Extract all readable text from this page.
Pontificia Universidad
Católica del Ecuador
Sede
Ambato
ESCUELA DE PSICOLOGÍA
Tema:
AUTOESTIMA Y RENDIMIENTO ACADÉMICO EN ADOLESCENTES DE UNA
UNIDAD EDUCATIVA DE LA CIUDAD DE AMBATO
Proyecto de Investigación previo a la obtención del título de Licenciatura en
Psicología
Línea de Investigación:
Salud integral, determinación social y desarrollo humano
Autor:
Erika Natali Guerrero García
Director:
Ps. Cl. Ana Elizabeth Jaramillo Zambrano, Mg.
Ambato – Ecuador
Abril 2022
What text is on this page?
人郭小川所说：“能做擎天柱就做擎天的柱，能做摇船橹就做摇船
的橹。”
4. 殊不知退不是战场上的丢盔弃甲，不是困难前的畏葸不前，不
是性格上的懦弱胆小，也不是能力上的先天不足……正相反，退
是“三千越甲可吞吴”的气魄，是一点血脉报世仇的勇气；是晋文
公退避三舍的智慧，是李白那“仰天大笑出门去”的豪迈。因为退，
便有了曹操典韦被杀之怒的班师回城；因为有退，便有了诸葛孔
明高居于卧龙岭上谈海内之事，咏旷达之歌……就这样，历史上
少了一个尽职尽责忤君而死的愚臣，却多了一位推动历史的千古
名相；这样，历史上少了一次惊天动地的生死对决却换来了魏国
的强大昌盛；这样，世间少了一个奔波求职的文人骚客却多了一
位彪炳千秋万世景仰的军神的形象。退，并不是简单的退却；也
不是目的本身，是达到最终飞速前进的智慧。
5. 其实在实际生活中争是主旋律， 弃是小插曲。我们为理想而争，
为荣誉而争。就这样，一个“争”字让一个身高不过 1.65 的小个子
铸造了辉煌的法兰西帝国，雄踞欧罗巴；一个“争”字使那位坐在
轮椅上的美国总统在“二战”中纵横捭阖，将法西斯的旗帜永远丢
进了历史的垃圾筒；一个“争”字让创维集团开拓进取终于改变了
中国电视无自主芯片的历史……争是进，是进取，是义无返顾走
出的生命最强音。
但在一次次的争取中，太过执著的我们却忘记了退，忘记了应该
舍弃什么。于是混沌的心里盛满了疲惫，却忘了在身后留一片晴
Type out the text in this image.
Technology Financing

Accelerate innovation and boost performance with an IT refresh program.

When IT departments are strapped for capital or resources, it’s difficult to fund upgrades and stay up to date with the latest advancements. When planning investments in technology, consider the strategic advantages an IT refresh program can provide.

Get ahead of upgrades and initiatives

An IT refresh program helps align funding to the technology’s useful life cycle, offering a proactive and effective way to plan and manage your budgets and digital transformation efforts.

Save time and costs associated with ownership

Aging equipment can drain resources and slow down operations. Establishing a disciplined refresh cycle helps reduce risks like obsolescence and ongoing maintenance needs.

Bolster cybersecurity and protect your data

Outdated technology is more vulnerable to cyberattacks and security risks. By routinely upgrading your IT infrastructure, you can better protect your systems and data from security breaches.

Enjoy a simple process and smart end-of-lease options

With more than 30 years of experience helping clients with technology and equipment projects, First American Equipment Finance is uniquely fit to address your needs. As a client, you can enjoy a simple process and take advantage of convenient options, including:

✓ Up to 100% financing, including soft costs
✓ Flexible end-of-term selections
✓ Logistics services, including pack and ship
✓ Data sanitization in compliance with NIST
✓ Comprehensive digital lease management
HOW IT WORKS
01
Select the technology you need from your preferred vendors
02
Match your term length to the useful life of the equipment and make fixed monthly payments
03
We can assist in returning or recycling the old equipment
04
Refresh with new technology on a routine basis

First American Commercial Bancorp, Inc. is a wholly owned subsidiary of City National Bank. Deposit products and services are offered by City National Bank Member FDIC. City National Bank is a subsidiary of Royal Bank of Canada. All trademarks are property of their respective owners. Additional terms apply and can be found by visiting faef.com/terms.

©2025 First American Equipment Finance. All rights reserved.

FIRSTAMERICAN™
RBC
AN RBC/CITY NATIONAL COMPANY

(TASK TO COMPLETE): Generate an exact reproduction of all entries.

(TASK SOLUTION):
Extract all readable text from this page.
Pontificia Universidad
Católica del Ecuador
Sede
Ambato
ESCUELA DE PSICOLOGÍA
Tema:
AUTOESTIMA Y RENDIMIENTO ACADÉMICO EN ADOLESCENTES DE UNA
UNIDAD EDUCATIVA DE LA CIUDAD DE AMBATO
Proyecto de Investigación previo a la obtención del título de Licenciatura en
Psicología
Línea de Investigación:
Salud integral, determinación social y desarrollo humano
Autor:
Erika Natali Guerrero García
Director:
Ps. Cl. Ana Elizabeth Jaramillo Zambrano, Mg.
Ambato – Ecuador
Abril 2022
What text is on this page?
人郭小川所说：“能做擎天柱就做擎天的柱，能做摇船橹就做摇船
的橹。”
4. 殊不知退不是战场上的丢盔弃甲，不是困难前的畏葸不前，不
是性格上的懦弱胆小，也不是能力上的先天不足……正相反，退
是“三千越甲可吞吴”的气魄，是一点血脉报世仇的勇气；是晋文
公退避三舍的智慧，是李白那“仰天大笑出门去”的豪迈。因为退，
便有了曹操典韦被杀之怒的班师回城；因为有退，便有了诸葛孔
明高居于卧龙岭上谈海内之事，咏旷达之歌……就这样，历史上
少了一个尽职尽责忤君而死的愚臣，却多了一位推动历史的千古
名相；这样，历史上少了一次惊天动地的生死对决却换来了魏国
的强大昌盛；这样，世间少了一个奔波求职的文人骚客却多了一
位彪炳千秋万世景仰的军神的形象。退，并不是简单的退却；也
不是目的本身，是达到最终飞速前进的智慧。
5. 其实在实际生活中争是主旋律， 弃是小插曲。我们为理想而争，
为荣誉而争。就这样，一个“争”字让一个身高不过 1.65 的小个子
铸造了辉煌的法兰西帝国，雄踞欧罗巴；一个“争”字使那位坐在
轮椅上的美国总统在“二战”中纵横捭阖，将法西斯的旗帜永远丢
进了历史的垃圾筒；一个“争”字让创维集团开拓进取终于改变了
中国电视无自主芯片的历史……争是进，是进取，是义无返顾走
出的生命最强音。
但在一次次的争取中，太过执著的我们却忘记了退，忘记了应该
舍弃什么。于是混沌的心里盛满了疲惫，却忘了在身后留一片晴
Type out the text in this image.
Technology Financing

Accelerate innovation and boost performance with an IT refresh program.

When IT departments are strapped for capital or resources, it’s difficult to fund upgrades and stay up to date with the latest advancements. When planning investments in technology, consider the strategic advantages an IT refresh program can provide.

Get ahead of upgrades and initiatives

An IT refresh program helps align funding to the technology’s useful life cycle, offering a proactive and effective way to plan and manage your budgets and digital transformation efforts.

Save time and costs associated with ownership

Aging equipment can drain resources and slow down operations. Establishing a disciplined refresh cycle helps reduce risks like obsolescence and ongoing maintenance needs.

Bolster cybersecurity and protect your data

Outdated technology is more vulnerable to cyberattacks and security risks. By routinely upgrading your IT infrastructure, you can better protect your systems and data from security breaches.

Enjoy a simple process and smart end-of-lease options

With more than 30 years of experience helping clients with technology and equipment projects, First American Equipment Finance is uniquely fit to address your needs. As a client, you can enjoy a simple process and take advantage of convenient options, including:

✓ Up to 100% financing, including soft costs
✓ Flexible end-of-term selections
✓ Logistics services, including pack and ship
✓ Data sanitization in compliance with NIST
✓ Comprehensive digital lease management
HOW IT WORKS
01
Select the technology you need from your preferred vendors
02
Match your term length to the useful life of the equipment and make fixed monthly payments
03
We can assist in returning or recycling the old equipment
04
Refresh with new technology on a routine basis

First American Commercial Bancorp, Inc. is a wholly owned subsidiary of City National Bank. Deposit products and services are offered by City National Bank Member FDIC. City National Bank is a subsidiary of Royal Bank of Canada. All trademarks are property of their respective owners. Additional terms apply and can be found by visiting faef.com/terms.

©2025 First American Equipment Finance. All rights reserved.

FIRSTAMERICAN™
RBC
AN RBC/CITY NATIONAL COMPANY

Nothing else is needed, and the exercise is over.